::: SOURCE TEXT :::

We can see that even including the full moves list, the naive implementation only achieves around 50% valid move accuracy. When you remove the full list, the model is basically randomly guessing and accuracy tanks to single digit percentages.

When we include the logits processor, we see a dramatic improvement across the board - around 82%. This makes it much easier for the model to take impactful moves in the games that result in advantage and a gradient to learn strategy from.

A natural next question is whether this approach increases latency. Improving acuracy 10-20x wouldn't do us any good if it's 20-30x slower to generate orders.

Runtime complexity and performance impact#

One of the key advantages of this approach is that the runtime overhead is actually minimal:

Trie construction (one-time per request):

Building the trie requires encoding each valid move into token IDs
For $N$ units with $M$ moves each, we encode $O(N \times M)$ moves
Each move tokenizes to roughly $T$ tokens on average
Trie construction: $O(N \times M \times T)$ time, $O(N \times M \times T)$ space
In practice with $N=10$ units, $M=20$ moves, and $T \approx 5$ tokens/move, this is ~1000 tokens to process
This happens once at the start of the request, not per generation step

Per-token overhead during generation:

Trie lookup: $O(1)$ dictionary lookup in the current node's children (typically < 100 options)

::: EXTRACTED MATERIAL :::

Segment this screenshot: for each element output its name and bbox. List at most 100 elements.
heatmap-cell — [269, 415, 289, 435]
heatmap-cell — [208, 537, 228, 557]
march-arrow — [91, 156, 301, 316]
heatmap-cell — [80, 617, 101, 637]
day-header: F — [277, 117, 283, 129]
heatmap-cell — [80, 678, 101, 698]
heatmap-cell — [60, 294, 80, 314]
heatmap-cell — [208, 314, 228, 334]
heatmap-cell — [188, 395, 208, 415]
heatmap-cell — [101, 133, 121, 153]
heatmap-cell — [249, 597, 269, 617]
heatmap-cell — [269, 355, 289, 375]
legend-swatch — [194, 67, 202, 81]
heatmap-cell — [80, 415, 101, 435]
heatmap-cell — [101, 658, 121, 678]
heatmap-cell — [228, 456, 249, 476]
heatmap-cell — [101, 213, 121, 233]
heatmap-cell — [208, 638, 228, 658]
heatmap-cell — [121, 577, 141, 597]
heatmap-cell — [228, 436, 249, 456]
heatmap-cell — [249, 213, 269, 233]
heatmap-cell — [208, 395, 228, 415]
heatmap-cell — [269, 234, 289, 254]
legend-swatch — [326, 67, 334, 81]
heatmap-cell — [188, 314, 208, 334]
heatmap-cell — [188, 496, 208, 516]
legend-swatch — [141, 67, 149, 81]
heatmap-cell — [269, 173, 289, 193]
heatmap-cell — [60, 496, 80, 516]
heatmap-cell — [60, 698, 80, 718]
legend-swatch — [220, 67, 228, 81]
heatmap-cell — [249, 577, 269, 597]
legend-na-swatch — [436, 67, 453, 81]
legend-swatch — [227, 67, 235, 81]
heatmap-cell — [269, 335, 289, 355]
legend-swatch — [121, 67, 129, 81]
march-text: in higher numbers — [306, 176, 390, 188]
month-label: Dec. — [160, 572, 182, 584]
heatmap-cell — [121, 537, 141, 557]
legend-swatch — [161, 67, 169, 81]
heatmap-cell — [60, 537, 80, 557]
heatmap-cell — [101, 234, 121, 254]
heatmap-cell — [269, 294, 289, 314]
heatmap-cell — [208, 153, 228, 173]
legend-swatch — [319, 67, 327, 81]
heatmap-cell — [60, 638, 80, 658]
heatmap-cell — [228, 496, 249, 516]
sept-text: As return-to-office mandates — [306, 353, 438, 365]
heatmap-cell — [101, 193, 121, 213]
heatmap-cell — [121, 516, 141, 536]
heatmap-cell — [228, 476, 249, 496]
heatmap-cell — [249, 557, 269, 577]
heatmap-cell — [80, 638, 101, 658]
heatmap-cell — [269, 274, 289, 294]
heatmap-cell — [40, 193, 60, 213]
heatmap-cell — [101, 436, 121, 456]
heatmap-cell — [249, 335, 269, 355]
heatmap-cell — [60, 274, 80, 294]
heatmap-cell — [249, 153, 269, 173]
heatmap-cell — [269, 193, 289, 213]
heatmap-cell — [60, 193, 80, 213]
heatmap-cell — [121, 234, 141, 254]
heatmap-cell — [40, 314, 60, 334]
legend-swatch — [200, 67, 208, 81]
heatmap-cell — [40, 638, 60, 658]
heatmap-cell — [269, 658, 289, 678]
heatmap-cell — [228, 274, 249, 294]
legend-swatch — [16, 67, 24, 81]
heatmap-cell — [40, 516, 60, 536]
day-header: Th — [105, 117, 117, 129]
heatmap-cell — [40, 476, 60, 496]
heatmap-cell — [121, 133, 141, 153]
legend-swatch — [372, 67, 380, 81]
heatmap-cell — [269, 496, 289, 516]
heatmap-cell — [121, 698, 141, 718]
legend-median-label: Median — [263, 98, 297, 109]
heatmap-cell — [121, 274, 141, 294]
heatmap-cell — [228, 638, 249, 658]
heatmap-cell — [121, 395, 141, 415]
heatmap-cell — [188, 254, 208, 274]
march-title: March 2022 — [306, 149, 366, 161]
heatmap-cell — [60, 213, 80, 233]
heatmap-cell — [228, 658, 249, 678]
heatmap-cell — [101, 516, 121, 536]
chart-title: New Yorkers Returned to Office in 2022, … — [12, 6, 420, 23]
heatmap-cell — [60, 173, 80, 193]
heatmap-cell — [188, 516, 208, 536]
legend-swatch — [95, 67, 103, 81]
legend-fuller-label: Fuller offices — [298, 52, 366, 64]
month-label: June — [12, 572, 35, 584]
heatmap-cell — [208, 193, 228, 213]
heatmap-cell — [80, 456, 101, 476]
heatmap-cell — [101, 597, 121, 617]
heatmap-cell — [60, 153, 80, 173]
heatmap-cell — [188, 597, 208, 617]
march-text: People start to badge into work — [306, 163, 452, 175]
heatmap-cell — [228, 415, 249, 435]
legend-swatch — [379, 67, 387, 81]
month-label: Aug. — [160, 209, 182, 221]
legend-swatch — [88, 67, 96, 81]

:::

» PROBLEMS TO WORK ON:
**a.** Reproduce the logits-processor passage word for word, everything from "Building the trie" down to "< 100 options)".
**b.** In the logits-processor passage, roughly what valid move accuracy does the naive implementation reach when the full moves list is included?
**c.** Extend the logits-processor passage, starting after its final line.
The listing has no connection to the logits-processor passage.

» SOLVED PROBLEMS:
**a.**
Building the trie requires encoding each valid move into token IDs
For $N$ units with $M$ moves each, we encode $O(N \times M)$ moves
Each move tokenizes to roughly $T$ tokens on average
Trie construction: $O(N \times M \times T)$ time, $O(N \times M \times T)$ space
In practice with $N=10$ units, $M=20$ moves, and $T \approx 5$ tokens/move, this is ~1000 tokens to process
This happens once at the start of the request, not per generation step

Per-token overhead during generation:

Trie lookup: $O(1)$ dictionary lookup in the current node's children (typically < 100 options)

**b.** Around 50%.

**c.**
Tag detection: $O(k)$ where $k$ is the tag length (constant, ~10 characters)
Logits masking: $O(V)$ where $V$ is vocab size (~50k-100k tokens), but we only mask when active. This is also vectorized so minimal wall clock time impact.
Total per-token: $O(V)$ worst case, but only when inside <orders> tags

Empirically, we see that the logits processor actually improves throughput ~10x, from 900ms to 80ms. My theory is the logits processot not only constrains the model to valid outputs, it also constraints the model's total token output by forcing it to generate the closing </orders> tag once it's generated all the orders for all units.

Testing our training pipeline#

At this point we have the ability to run a bunch of rollouts and use an LLM as the agent. We're ready to test our infrastructure with a minimal training run.

Cooperative self-play

Diplomacy is different than traditional RL environments like Chess or Go in two important ways:

The lack of transitivity If you're better than me at Chess, and Alice is better than you, Alice is almost certainly better than me. This is not the case in Diplomacy. Diplomacy is more like rocks paper scissors - an honorable player who never backstabs might win amongst other honorable players, but if I'm willing to betray you all to win then everything changes.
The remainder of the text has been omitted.